Instructions for the task: Output all records precisely as written.

Stored data entries
·····

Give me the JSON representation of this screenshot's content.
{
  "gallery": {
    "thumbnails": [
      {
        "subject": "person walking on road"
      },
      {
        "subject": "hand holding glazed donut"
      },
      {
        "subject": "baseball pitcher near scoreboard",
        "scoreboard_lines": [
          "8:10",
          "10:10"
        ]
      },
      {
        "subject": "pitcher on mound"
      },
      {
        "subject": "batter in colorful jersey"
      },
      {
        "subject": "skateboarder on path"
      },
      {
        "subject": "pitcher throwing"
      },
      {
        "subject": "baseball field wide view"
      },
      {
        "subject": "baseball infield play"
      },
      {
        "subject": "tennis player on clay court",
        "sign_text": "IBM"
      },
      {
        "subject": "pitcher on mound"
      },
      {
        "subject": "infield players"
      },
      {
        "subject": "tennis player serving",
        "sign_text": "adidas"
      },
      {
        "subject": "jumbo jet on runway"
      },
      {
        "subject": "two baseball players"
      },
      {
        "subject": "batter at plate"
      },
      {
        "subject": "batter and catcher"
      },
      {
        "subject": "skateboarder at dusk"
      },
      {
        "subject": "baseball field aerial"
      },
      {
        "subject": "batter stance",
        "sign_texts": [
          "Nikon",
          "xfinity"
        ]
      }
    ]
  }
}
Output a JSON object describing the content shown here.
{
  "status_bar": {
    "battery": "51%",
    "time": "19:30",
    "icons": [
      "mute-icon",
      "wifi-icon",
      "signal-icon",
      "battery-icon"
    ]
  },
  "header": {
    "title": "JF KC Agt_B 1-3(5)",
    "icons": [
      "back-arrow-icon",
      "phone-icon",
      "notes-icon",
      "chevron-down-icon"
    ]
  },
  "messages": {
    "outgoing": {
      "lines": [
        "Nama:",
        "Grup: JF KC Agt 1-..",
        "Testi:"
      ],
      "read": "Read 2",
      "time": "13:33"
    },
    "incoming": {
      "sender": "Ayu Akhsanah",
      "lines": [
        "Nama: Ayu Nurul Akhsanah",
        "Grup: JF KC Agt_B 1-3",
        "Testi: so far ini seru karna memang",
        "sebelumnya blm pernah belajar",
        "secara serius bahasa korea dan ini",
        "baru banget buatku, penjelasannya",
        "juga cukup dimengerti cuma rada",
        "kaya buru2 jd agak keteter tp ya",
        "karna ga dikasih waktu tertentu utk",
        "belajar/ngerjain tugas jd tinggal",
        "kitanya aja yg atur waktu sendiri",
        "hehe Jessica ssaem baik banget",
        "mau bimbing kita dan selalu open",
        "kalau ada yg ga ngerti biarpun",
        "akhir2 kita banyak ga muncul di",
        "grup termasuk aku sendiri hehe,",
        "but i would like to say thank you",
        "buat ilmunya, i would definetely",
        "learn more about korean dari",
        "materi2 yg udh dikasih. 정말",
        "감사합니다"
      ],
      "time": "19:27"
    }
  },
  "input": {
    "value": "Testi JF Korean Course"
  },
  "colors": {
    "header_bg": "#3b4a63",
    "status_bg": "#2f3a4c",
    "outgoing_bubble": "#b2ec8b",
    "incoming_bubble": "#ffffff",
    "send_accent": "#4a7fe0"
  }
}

·····

Final answer:
Give me the JSON representation of this screenshot's content.
{
  "gallery": {
    "thumbnails": [
      {
        "subject": "person walking on road"
      },
      {
        "subject": "hand holding glazed donut"
      },
      {
        "subject": "baseball pitcher near scoreboard",
        "scoreboard_lines": [
          "8:10",
          "10:10"
        ]
      },
      {
        "subject": "pitcher on mound"
      },
      {
        "subject": "batter in colorful jersey"
      },
      {
        "subject": "skateboarder on path"
      },
      {
        "subject": "pitcher throwing"
      },
      {
        "subject": "baseball field wide view"
      },
      {
        "subject": "baseball infield play"
      },
      {
        "subject": "tennis player on clay court",
        "sign_text": "IBM"
      },
      {
        "subject": "pitcher on mound"
      },
      {
        "subject": "infield players"
      },
      {
        "subject": "tennis player serving",
        "sign_text": "adidas"
      },
      {
        "subject": "jumbo jet on runway"
      },
      {
        "subject": "two baseball players"
      },
      {
        "subject": "batter at plate"
      },
      {
        "subject": "batter and catcher"
      },
      {
        "subject": "skateboarder at dusk"
      },
      {
        "subject": "baseball field aerial"
      },
      {
        "subject": "batter stance",
        "sign_texts": [
          "Nikon",
          "xfinity"
        ]
      }
    ]
  }
}
Output a JSON object describing the content shown here.
{
  "status_bar": {
    "battery": "51%",
    "time": "19:30",
    "icons": [
      "mute-icon",
      "wifi-icon",
      "signal-icon",
      "battery-icon"
    ]
  },
  "header": {
    "title": "JF KC Agt_B 1-3(5)",
    "icons": [
      "back-arrow-icon",
      "phone-icon",
      "notes-icon",
      "chevron-down-icon"
    ]
  },
  "messages": {
    "outgoing": {
      "lines": [
        "Nama:",
        "Grup: JF KC Agt 1-..",
        "Testi:"
      ],
      "read": "Read 2",
      "time": "13:33"
    },
    "incoming": {
      "sender": "Ayu Akhsanah",
      "lines": [
        "Nama: Ayu Nurul Akhsanah",
        "Grup: JF KC Agt_B 1-3",
        "Testi: so far ini seru karna memang",
        "sebelumnya blm pernah belajar",
        "secara serius bahasa korea dan ini",
        "baru banget buatku, penjelasannya",
        "juga cukup dimengerti cuma rada",
        "kaya buru2 jd agak keteter tp ya",
        "karna ga dikasih waktu tertentu utk",
        "belajar/ngerjain tugas jd tinggal",
        "kitanya aja yg atur waktu sendiri",
        "hehe Jessica ssaem baik banget",
        "mau bimbing kita dan selalu open",
        "kalau ada yg ga ngerti biarpun",
        "akhir2 kita banyak ga muncul di",
        "grup termasuk aku sendiri hehe,",
        "but i would like to say thank you",
        "buat ilmunya, i would definetely",
        "learn more about korean dari",
        "materi2 yg udh dikasih. 정말",
        "감사합니다"
      ],
      "time": "19:27"
    }
  },
  "input": {
    "value": "Testi JF Korean Course"
  },
  "colors": {
    "header_bg": "#3b4a63",
    "status_bg": "#2f3a4c",
    "outgoing_bubble": "#b2ec8b",
    "incoming_bubble": "#ffffff",
    "send_accent": "#4a7fe0"
  }
}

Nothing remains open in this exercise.